=== Excerpted text ===

Riptable Categoricals – Filtering

Categoricals that use base-1 indexing can be filtered when they’re created or anytime afterwards. Filters can also be applied on a one-off basis at the time of an operation.

Values or entire categories can be filtered. Filtered items are mapped to 0 in the integer mapping array and omitted from operations.

On this page:

Filtering at Categorical creation

Provide a filter argument to filter values at Categorical creation. Filtered values are omitted from all operations on the Categorical.

Notes:

  • Only base-1 indexing is supported – the 0 is reserved for Filtered values.

  • You can’t use a dictionary or IntEnum to create a Categorical with a filter.

You can filter out certain values or an entire category:

>>> f = rt.FA([True, True, False, True, True, True, True])  # The mask must be an array, not a list.
>>> c = rt.Categorical(["a", "a", "b", "a", "c", "c", "b"], filter=f)  # One "b" value is filtered.
>>> c
Categorical([a, a, Filtered, a, c, c, b]) Length: 7
  FastArray([1, 1, 0, 1, 3, 3, 2], dtype=int8) Base Index: 1
  FastArray([b'a', b'b', b'c'], dtype='|S1') Unique count: 3

>>> c.count()
*key_0   Count
------   -----
a            3
b            1
c            2

In the example below, an entire category is filtered. If the Categorical is constructed from values without provided categories, categories that are entirely filtered out do not appear in the array of unique categories or in the results of operations:

>>> vals = rt.FA(["a", "a", "b", "a", "c", "c", "b"])
>>> f = (vals != "b")  # Filter out all "b" values.
>>> c = rt.Categorical(vals, filter=f)
>>> c
Categorical([a, a, Filtered, a, c, c, Filtered]) Length: 7
  FastArray([1, 1, 0, 1, 2, 2, 0], dtype=int8) Base Index: 1
  FastArray([b'a', b'c'], dtype='|S1') Unique count: 2

>>> c.count()
*key_0   Count
------   -----
a            3
c            2

If categories are provided, entirely filtered-out categories do appear in the array of unique categories and the results of operations:

>>> c = rt.Categorical(vals, categories=["a", "b", "c"], filter=f)
>>> c
Categorical([a, a, Filtered, a, c, c, Filtered]) Length: 7
  FastArray([1, 1, 0, 1, 3, 3, 0], dtype=int8) Base Index: 1
  FastArray([b'a', b'b', b'c'], dtype='|S1') Unique count: 3

>>> c.count()
*key_0   Count
------   -----
a            3
b            0
c            2

Multi-key Categoricals can also be filtered at creation.

===

Given instruction 1>
Starting at the beginning of the listing and ending at the line that contains "Segment this screenshot: for", replace "Text" with "Label" throughout and give those lines again with everything else unchanged. Omit the pictures from your answer.

=== Data entries ===

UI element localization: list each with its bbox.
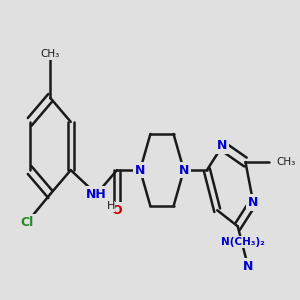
Text: N: N: [248, 196, 258, 209]
Text: N: N: [243, 260, 253, 273]
Text: N(CH₃)₂: N(CH₃)₂: [221, 237, 265, 248]
Text: CH₃: CH₃: [276, 157, 296, 167]
Text: Cl: Cl: [20, 216, 34, 229]
Text: N: N: [135, 164, 145, 177]
Text: N: N: [217, 140, 227, 152]
Text: NH: NH: [86, 188, 107, 201]
Text: H: H: [106, 201, 115, 211]
Text: N: N: [178, 164, 189, 177]
Text: CH₃: CH₃: [40, 49, 60, 58]
Text: O: O: [112, 204, 122, 217]
Text: N: N: [243, 260, 253, 273]
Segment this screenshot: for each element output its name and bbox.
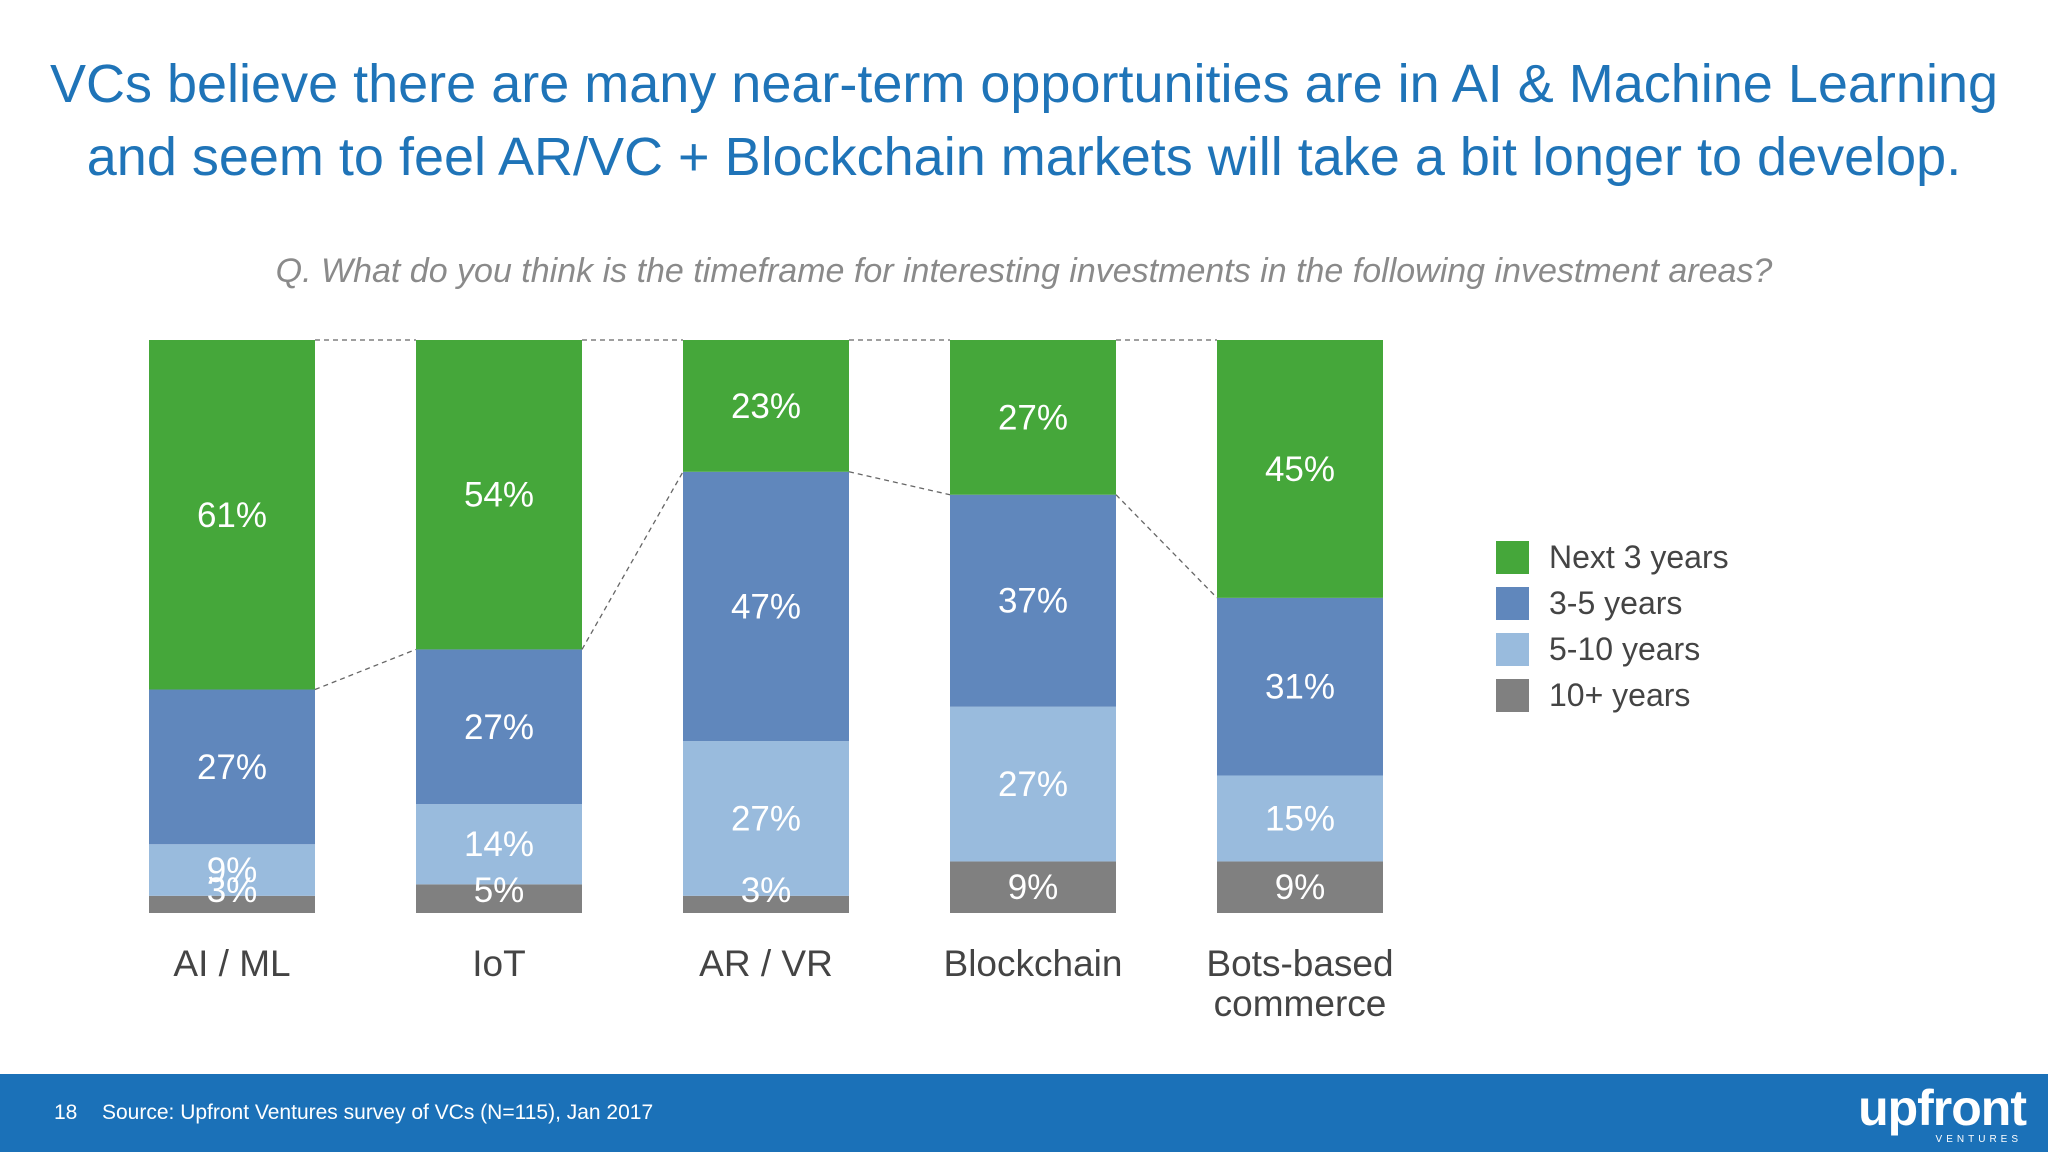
bar-bots-based-commerce-5-10-years [1217,775,1383,862]
legend-swatch-5-10-years [1496,632,1529,666]
legend-label-5-10-years: 5-10 years [1549,630,1701,667]
data-label-iot-10-years: 5% [474,871,525,910]
category-label-ar-vr: AR / VR [699,943,833,984]
bar-blockchain-10-years [950,861,1116,913]
data-label-blockchain-5-10-years: 27% [998,765,1068,804]
title-line-2: and seem to feel AR/VC + Blockchain mark… [86,127,1962,187]
legend-item-3-5-years: 3-5 years [1496,580,1729,626]
connector-boundary-3 [848,471,951,496]
legend-item-next-3-years: Next 3 years [1496,534,1729,580]
logo-subtitle: VENTURES [1935,1134,2022,1145]
bar-iot-3-5-years [416,649,582,805]
bar-ar-vr-10-years [683,895,849,913]
legend-swatch-10-plus-years [1496,678,1529,712]
upfront-logo: upfront VENTURES [1858,1080,2027,1146]
bar-ai-ml-5-10-years [149,844,315,896]
chart-legend: Next 3 years 3-5 years 5-10 years 10+ ye… [1496,534,1729,718]
bar-ai-ml-next-3-years [149,340,315,690]
survey-question: Q. What do you think is the timeframe fo… [275,252,1773,290]
bar-blockchain-5-10-years [950,706,1116,862]
data-label-ai-ml-3-5-years: 27% [197,748,267,787]
stacked-bar-chart: 3%9%27%61%AI / ML5%14%27%54%IoT3%27%47%2… [149,339,1394,1024]
legend-label-3-5-years: 3-5 years [1549,584,1683,621]
connector-boundary-1 [314,648,417,691]
category-label-iot: IoT [472,943,525,984]
data-label-bots-based-commerce-10-years: 9% [1275,868,1326,907]
legend-item-5-10-years: 5-10 years [1496,626,1729,672]
legend-label-10-plus-years: 10+ years [1549,676,1691,713]
legend-swatch-3-5-years [1496,586,1529,620]
bar-ai-ml-10-years [149,895,315,913]
bar-bots-based-commerce-10-years [1217,861,1383,913]
data-label-blockchain-next-3-years: 27% [998,398,1068,437]
source-note: Source: Upfront Ventures survey of VCs (… [102,1101,654,1124]
data-label-bots-based-commerce-5-10-years: 15% [1265,799,1335,838]
category-label-bots-based-commerce-line-2: commerce [1214,983,1387,1024]
footer-bar: 18 Source: Upfront Ventures survey of VC… [0,1074,2048,1152]
data-label-ar-vr-3-5-years: 47% [731,587,801,626]
connector-boundary-4 [1115,494,1218,599]
data-label-iot-3-5-years: 27% [464,708,534,747]
bar-bots-based-commerce-next-3-years [1217,340,1383,598]
legend-item-10-plus-years: 10+ years [1496,672,1729,718]
legend-label-next-3-years: Next 3 years [1549,538,1729,575]
data-label-ai-ml-5-10-years: 9% [207,851,258,890]
logo-wordmark: upfront [1858,1080,2027,1136]
legend-swatch-next-3-years [1496,540,1529,574]
data-label-bots-based-commerce-3-5-years: 31% [1265,668,1335,707]
bar-blockchain-3-5-years [950,494,1116,707]
title-line-1: VCs believe there are many near-term opp… [49,54,1999,114]
category-label-blockchain: Blockchain [944,943,1123,984]
data-label-ai-ml-10-years: 3% [207,871,258,910]
bar-ai-ml-3-5-years [149,689,315,845]
category-label-bots-based-commerce: Bots-based [1206,943,1393,984]
data-label-ar-vr-5-10-years: 27% [731,799,801,838]
data-label-ar-vr-next-3-years: 23% [731,387,801,426]
bar-bots-based-commerce-3-5-years [1217,597,1383,776]
category-label-ai-ml: AI / ML [173,943,290,984]
data-label-ar-vr-10-years: 3% [741,871,792,910]
bar-ar-vr-3-5-years [683,471,849,742]
data-label-bots-based-commerce-next-3-years: 45% [1265,450,1335,489]
data-label-ai-ml-next-3-years: 61% [197,496,267,535]
page-number: 18 [54,1101,78,1124]
data-label-iot-next-3-years: 54% [464,476,534,515]
slide-title: VCs believe there are many near-term opp… [0,48,2048,194]
data-label-blockchain-10-years: 9% [1008,868,1059,907]
data-label-blockchain-3-5-years: 37% [998,582,1068,621]
bar-blockchain-next-3-years [950,340,1116,495]
bar-iot-next-3-years [416,340,582,650]
connector-boundary-2 [581,471,684,650]
data-label-iot-5-10-years: 14% [464,825,534,864]
bar-ar-vr-next-3-years [683,340,849,472]
bar-iot-5-10-years [416,804,582,885]
bar-iot-10-years [416,884,582,913]
bar-ar-vr-5-10-years [683,741,849,896]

===

Given instruction 2>
According to the Riptable Categoricals filtering page, what value are filtered items mapped to in the integer mapping array?

Complete answer 1>
UI element localization: list each with its bbox.
Label: N: N: [248, 196, 258, 209]
Label: N: N: [243, 260, 253, 273]
Label: N(CH₃)₂: N(CH₃)₂: [221, 237, 265, 248]
Label: CH₃: CH₃: [276, 157, 296, 167]
Label: Cl: Cl: [20, 216, 34, 229]
Label: N: N: [135, 164, 145, 177]
Label: N: N: [217, 140, 227, 152]
Label: NH: NH: [86, 188, 107, 201]
Label: H: H: [106, 201, 115, 211]
Label: N: N: [178, 164, 189, 177]
Label: CH₃: CH₃: [40, 49, 60, 58]
Label: O: O: [112, 204, 122, 217]
Label: N: N: [243, 260, 253, 273]
Segment this screenshot: for each element output its name and bbox.

Complete answer 2>
Filtered items are mapped to 0.